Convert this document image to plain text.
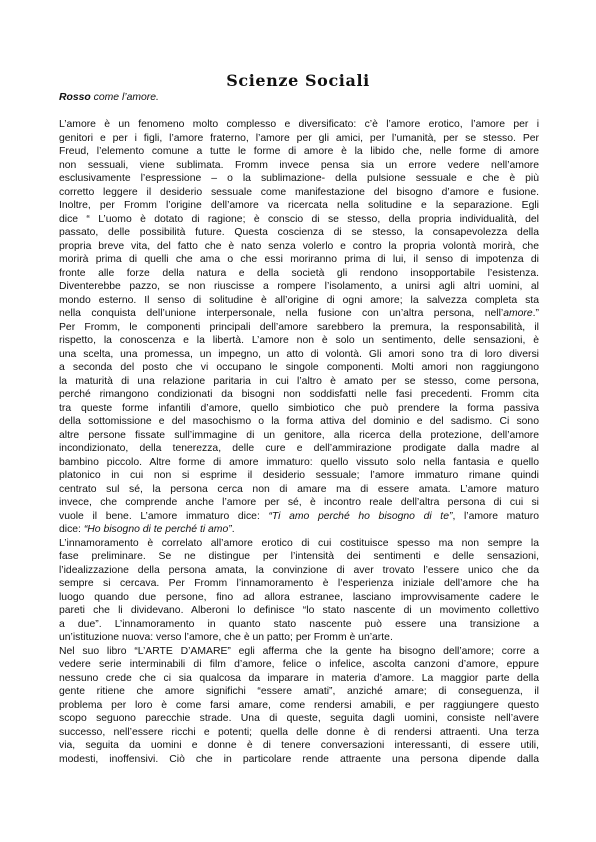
Scienze Sociali
Rosso come l’amore.
L’amore è un fenomeno molto complesso e diversificato: c’è l’amore erotico, l’amore per i
genitori e per i figli, l’amore fraterno, l’amore per gli amici, per l’umanità, per se stesso. Per
Freud, l’elemento comune a tutte le forme di amore è la libido che, nelle forme di amore
non sessuali, viene sublimata. Fromm invece pensa sia un errore vedere nell’amore
esclusivamente l’espressione – o la sublimazione- della pulsione sessuale e che è più
corretto leggere il desiderio sessuale come manifestazione del bisogno d’amore e fusione.
Inoltre, per Fromm l’origine dell’amore va ricercata nella solitudine e la separazione. Egli
dice “ L’uomo è dotato di ragione; è conscio di se stesso, della propria individualità, del
passato, delle possibilità future. Questa coscienza di se stesso, la consapevolezza della
propria breve vita, del fatto che è nato senza volerlo e contro la propria volontà morirà, che
morirà prima di quelli che ama o che essi moriranno prima di lui, il senso di impotenza di
fronte alle forze della natura e della società gli rendono insopportabile l’esistenza.
Diventerebbe pazzo, se non riuscisse a rompere l’isolamento, a unirsi agli altri uomini, al
mondo esterno. Il senso di solitudine è all’origine di ogni amore; la salvezza completa sta
nella conquista dell’unione interpersonale, nella fusione con un’altra persona, nell’amore.”
Per Fromm, le componenti principali dell’amore sarebbero la premura, la responsabilità, il
rispetto, la conoscenza e la libertà. L’amore non è solo un sentimento, delle sensazioni, è
una scelta, una promessa, un impegno, un atto di volontà. Gli amori sono tra di loro diversi
a seconda del posto che vi occupano le singole componenti. Molti amori non raggiungono
la maturità di una relazione paritaria in cui l’altro è amato per se stesso, come persona,
perché rimangono condizionati da bisogni non soddisfatti nelle fasi precedenti. Fromm cita
tra queste forme infantili d’amore, quello simbiotico che può prendere la forma passiva
della sottomissione e del masochismo o la forma attiva del dominio e del sadismo. Ci sono
altre persone fissate sull’immagine di un genitore, alla ricerca della protezione, dell’amore
incondizionato, della tenerezza, delle cure e dell’ammirazione prodigate dalla madre al
bambino piccolo. Altre forme di amore immaturo: quello vissuto solo nella fantasia e quello
platonico in cui non si esprime il desiderio sessuale; l’amore immaturo rimane quindi
centrato sul sé, la persona cerca non di amare ma di essere amata. L’amore maturo
invece, che comprende anche l’amore per sé, è incontro reale dell’altra persona di cui si
vuole il bene. L’amore immaturo dice: “Ti amo perché ho bisogno di te”, l’amore maturo
dice: “Ho bisogno di te perché ti amo”.
L’innamoramento è correlato all’amore erotico di cui costituisce spesso ma non sempre la
fase preliminare. Se ne distingue per l’intensità dei sentimenti e delle sensazioni,
l’idealizzazione della persona amata, la convinzione di aver trovato l’essere unico che da
sempre si cercava. Per Fromm l’innamoramento è l’esperienza iniziale dell’amore che ha
luogo quando due persone, fino ad allora estranee, lasciano improvvisamente cadere le
pareti che li dividevano. Alberoni lo definisce “lo stato nascente di un movimento collettivo
a due”. L’innamoramento in quanto stato nascente può essere una transizione a
un’istituzione nuova: verso l’amore, che è un patto; per Fromm è un’arte.
Nel suo libro “L’ARTE D’AMARE” egli afferma che la gente ha bisogno dell’amore; corre a
vedere serie interminabili di film d’amore, felice o infelice, ascolta canzoni d’amore, eppure
nessuno crede che ci sia qualcosa da imparare in materia d’amore. La maggior parte della
gente ritiene che amore significhi “essere amati”, anziché amare; di conseguenza, il
problema per loro è come farsi amare, come rendersi amabili, e per raggiungere questo
scopo seguono parecchie strade. Una di queste, seguita dagli uomini, consiste nell’avere
successo, nell’essere ricchi e potenti; quella delle donne è di rendersi attraenti. Una terza
via, seguita da uomini e donne è di tenere conversazioni interessanti, di essere utili,
modesti, inoffensivi. Ciò che in particolare rende attraente una persona dipende dalla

◆ **TASK DIRECTIONS**
Pick out and copy every line that contains the word "donne".

◆ **SOLVED EXERCISE**
successo, nell’essere ricchi e potenti; quella delle donne è di rendersi attraenti. Una terza
via, seguita da uomini e donne è di tenere conversazioni interessanti, di essere utili,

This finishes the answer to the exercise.